I can see using this program for photo variations on homemade Christmas cards. You can even use it to change clip art. In this next image I took a simple red "no" circle clip art and added an effect to it for a completely different look (see the before and after photos).

I also created a video AND learned how to embed it into this blog!

This program ( has potential in the classroom. If you don't have time to allow students to create their own videos from scratch, Xtranormal is an easy and creative tool your students can use to quickly make a video.

Thing 11 is Delicious!

Before I begin blogging about Delicious, I just want to comment on how thankful I am for snow days to catch up on 23 Things! Lately I've found it increasingly difficult to stay on top of everything I have to do for school, and 23 Things is one of them. So I'm thankful for the 6.7" of snow that has already fallen in Ann Arbor by 7:35 this morning!

Now, on to Delicious...

Source records:
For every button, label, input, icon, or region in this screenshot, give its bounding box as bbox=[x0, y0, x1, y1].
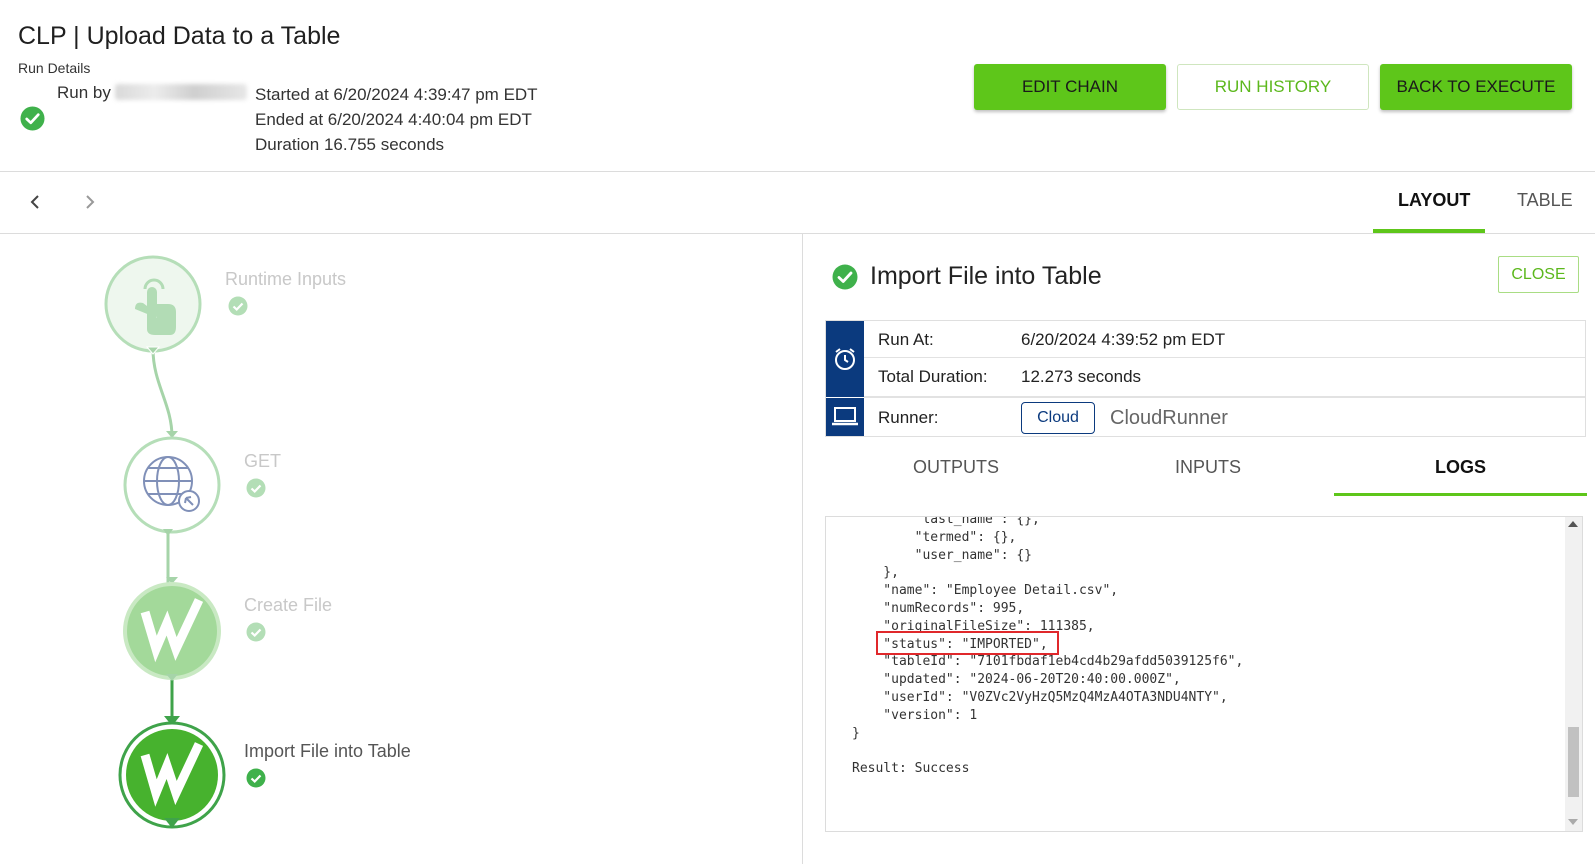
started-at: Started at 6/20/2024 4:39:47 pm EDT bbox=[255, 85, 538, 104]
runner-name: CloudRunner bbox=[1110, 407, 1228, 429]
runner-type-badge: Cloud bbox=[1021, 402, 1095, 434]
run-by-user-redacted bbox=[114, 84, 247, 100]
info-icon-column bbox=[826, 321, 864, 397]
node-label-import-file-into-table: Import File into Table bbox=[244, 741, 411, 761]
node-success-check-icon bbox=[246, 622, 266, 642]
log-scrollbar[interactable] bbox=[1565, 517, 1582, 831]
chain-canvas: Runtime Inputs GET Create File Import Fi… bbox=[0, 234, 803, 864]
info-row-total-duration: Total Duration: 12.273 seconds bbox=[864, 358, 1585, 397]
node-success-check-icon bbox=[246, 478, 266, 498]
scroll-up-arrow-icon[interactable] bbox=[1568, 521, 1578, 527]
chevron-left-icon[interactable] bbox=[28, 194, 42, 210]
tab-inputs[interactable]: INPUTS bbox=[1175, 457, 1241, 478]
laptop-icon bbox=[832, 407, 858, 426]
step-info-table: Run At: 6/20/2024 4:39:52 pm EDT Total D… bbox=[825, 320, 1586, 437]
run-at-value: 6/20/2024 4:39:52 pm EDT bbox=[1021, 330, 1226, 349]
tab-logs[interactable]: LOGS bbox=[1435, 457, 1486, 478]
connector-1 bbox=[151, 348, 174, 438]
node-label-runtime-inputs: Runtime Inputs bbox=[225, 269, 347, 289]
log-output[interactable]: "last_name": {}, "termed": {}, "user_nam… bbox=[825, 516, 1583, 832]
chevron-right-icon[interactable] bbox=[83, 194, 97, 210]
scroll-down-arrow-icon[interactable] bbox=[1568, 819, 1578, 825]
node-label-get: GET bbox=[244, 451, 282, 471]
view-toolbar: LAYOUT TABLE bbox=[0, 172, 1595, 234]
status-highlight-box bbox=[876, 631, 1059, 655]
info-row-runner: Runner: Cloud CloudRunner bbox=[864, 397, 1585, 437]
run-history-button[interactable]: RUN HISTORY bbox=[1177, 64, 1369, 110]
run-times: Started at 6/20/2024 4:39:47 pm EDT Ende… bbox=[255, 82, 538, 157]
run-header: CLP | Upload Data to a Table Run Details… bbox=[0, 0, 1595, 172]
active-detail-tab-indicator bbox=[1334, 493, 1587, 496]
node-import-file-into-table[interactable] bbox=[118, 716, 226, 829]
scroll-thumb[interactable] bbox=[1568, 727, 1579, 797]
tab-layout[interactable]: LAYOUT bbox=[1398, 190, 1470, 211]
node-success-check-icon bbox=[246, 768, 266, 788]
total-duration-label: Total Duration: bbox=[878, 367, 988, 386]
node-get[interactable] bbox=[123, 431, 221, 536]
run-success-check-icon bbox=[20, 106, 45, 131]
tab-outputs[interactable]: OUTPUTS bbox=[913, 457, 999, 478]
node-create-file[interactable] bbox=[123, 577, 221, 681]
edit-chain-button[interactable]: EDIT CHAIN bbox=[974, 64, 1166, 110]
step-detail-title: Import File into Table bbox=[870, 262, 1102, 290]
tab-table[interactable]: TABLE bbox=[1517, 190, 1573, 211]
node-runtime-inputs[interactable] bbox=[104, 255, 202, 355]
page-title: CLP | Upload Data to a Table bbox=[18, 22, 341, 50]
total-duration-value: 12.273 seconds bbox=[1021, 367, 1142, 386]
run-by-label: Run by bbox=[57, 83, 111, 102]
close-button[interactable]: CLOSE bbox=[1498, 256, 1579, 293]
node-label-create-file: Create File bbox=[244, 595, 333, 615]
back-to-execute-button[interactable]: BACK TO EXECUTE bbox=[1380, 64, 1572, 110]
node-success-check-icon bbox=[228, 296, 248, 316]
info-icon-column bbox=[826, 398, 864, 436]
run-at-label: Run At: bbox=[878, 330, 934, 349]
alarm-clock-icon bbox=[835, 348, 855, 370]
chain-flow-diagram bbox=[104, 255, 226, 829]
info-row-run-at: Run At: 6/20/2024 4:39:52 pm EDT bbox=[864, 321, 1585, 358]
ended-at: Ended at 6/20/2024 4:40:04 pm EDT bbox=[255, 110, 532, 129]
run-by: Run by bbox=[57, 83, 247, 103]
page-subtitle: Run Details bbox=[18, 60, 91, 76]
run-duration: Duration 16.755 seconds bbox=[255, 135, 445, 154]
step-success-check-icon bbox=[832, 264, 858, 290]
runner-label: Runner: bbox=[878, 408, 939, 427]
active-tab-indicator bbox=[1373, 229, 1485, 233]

...

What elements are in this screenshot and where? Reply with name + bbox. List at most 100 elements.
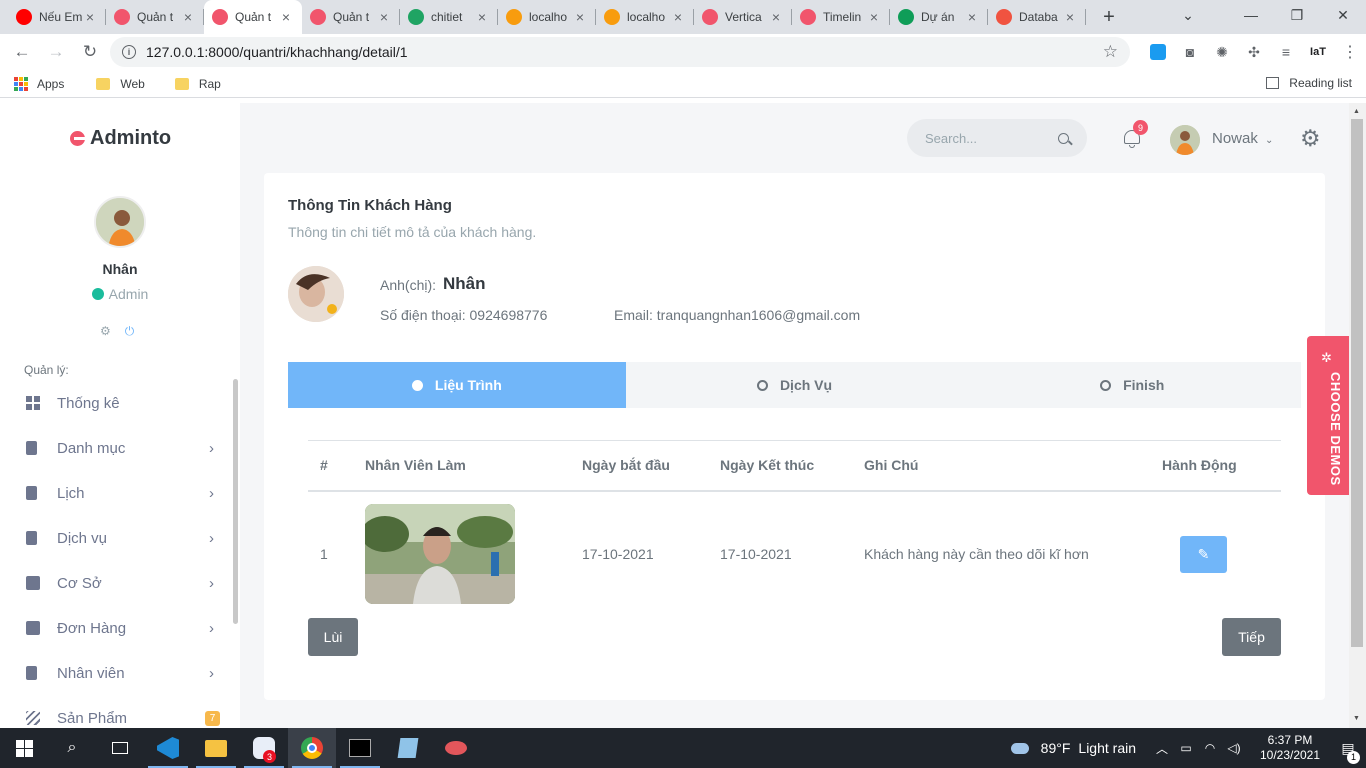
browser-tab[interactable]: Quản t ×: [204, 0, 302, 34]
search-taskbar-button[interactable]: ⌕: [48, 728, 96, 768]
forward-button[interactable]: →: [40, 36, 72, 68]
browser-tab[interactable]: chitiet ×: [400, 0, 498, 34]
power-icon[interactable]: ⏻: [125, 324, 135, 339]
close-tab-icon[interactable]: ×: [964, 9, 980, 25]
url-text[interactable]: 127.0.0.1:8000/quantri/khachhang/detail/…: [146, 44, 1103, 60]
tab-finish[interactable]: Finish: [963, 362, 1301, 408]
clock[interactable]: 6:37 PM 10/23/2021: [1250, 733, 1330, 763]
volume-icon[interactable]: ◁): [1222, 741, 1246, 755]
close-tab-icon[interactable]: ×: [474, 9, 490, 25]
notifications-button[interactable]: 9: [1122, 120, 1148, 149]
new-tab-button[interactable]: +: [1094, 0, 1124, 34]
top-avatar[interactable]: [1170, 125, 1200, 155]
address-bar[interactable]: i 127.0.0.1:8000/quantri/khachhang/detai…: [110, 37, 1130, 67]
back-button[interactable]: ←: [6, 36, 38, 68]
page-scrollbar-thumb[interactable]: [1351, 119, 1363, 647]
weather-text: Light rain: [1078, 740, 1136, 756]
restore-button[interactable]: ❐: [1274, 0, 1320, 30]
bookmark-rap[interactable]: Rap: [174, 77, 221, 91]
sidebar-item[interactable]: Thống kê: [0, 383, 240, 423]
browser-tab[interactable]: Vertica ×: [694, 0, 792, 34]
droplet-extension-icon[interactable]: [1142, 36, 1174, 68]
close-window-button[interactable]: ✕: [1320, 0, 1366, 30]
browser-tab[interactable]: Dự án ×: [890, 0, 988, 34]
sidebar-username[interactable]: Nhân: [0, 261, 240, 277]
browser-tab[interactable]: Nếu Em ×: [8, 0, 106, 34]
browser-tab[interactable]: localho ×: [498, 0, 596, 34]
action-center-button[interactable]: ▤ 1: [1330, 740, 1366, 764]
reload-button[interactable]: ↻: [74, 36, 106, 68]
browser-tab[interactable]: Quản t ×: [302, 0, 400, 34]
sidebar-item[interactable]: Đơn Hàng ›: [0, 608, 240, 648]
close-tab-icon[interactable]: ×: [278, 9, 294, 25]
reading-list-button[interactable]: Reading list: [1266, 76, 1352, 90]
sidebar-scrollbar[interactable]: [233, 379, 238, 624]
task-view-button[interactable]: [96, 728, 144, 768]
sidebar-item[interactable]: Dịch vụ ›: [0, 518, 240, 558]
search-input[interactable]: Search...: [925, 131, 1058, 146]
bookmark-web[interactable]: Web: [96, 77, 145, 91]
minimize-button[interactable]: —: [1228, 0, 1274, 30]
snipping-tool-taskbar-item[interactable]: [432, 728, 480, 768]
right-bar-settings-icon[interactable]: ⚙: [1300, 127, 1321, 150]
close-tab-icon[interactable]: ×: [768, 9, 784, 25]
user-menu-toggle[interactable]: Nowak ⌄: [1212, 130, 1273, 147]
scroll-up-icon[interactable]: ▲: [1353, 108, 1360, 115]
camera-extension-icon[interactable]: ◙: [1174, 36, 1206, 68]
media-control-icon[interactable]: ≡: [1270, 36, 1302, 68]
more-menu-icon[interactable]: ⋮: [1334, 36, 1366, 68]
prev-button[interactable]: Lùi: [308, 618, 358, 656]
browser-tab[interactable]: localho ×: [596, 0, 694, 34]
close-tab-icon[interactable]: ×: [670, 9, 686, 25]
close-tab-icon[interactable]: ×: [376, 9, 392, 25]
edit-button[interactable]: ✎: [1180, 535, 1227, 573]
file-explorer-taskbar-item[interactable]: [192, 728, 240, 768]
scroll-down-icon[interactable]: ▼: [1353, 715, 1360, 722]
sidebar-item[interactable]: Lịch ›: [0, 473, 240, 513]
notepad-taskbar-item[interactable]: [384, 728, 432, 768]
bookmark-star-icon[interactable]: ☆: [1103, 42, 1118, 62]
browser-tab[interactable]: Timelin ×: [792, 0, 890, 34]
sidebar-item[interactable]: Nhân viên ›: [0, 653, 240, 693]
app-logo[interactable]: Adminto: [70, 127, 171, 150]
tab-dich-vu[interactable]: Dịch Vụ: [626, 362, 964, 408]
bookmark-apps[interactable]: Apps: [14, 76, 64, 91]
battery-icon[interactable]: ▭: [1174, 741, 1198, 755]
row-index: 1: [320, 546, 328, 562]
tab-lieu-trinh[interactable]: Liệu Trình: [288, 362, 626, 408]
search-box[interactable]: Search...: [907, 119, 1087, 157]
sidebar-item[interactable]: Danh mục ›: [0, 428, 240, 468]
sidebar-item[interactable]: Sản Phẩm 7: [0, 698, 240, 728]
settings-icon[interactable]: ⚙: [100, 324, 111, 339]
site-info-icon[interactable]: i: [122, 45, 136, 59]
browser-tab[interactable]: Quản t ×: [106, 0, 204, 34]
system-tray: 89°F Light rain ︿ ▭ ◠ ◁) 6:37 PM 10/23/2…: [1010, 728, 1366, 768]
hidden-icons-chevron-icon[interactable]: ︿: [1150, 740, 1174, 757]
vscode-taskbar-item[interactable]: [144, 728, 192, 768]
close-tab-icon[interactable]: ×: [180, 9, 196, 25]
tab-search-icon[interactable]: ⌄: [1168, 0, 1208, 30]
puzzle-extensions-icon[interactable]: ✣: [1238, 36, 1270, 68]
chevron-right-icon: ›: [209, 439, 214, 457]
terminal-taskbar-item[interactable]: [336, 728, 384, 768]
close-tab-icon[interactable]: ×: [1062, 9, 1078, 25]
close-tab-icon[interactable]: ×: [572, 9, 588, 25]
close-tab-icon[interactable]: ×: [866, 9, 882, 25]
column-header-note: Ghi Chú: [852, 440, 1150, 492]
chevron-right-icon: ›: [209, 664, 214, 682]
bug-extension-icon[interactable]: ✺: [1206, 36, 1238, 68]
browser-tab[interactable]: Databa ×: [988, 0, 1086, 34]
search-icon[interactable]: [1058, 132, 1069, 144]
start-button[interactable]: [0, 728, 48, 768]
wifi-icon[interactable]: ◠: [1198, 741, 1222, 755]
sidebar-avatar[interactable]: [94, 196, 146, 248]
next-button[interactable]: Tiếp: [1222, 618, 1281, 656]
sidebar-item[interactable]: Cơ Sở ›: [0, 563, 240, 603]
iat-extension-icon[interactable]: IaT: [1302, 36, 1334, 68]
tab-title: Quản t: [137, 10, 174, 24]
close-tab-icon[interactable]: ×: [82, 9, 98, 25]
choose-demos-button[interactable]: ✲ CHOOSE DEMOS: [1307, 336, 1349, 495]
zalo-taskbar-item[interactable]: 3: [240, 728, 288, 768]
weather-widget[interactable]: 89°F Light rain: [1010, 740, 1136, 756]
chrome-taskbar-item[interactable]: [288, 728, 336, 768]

TASKS:
1. According to the 23 Things blog post, how much snow had fallen in Ann Arbor by 7:35 that morning?
2. Carry on the 23 Things blog post from its final line.

OUTPUTS FOR THE TASKS:
1. 6.7 inches of snow had fallen.

2.
I joined Delicious last year, and once again, I find myself wondering why I don't use this tool. I see the last time I logged in or used Delicious was about a year ago. Delicious' best feature, in my opinion, is the fact that you can capture all of your bookmarks in one spot. Although it's not much different than adding a website to your favorites, it appears that there is the added feature of being able to share links or search links with other people. Is that right? So, if it is correct, then I can see a greater benefit using Delicious over the Favorites option in Explorer. It appears that you can set up groups maybe? So if you have a group of English teachers using Delicious, you can tap into the links they've found. If what I write is true, then that would be the biggest advantage to using Delicious, in my opinion.

I'll add though that, for me, there are too many of these page thingys to keep track of. When do you use Delicious? When do you use NetVibes? It's all so overwhelming to me at times. That's when I resort to my "old ways" of searching and adding to my Favorites. I'm not sure I will use Delicious. I suppose there are some ways to use it in the classroom. It might work for group projects for a pooling of Internet resources; I'm not sure. Does anyone have any thoughts on this application? I don't think I'm resistant to it; I just don't know if I've found enough value in it to make a concentrated effort to go to the page.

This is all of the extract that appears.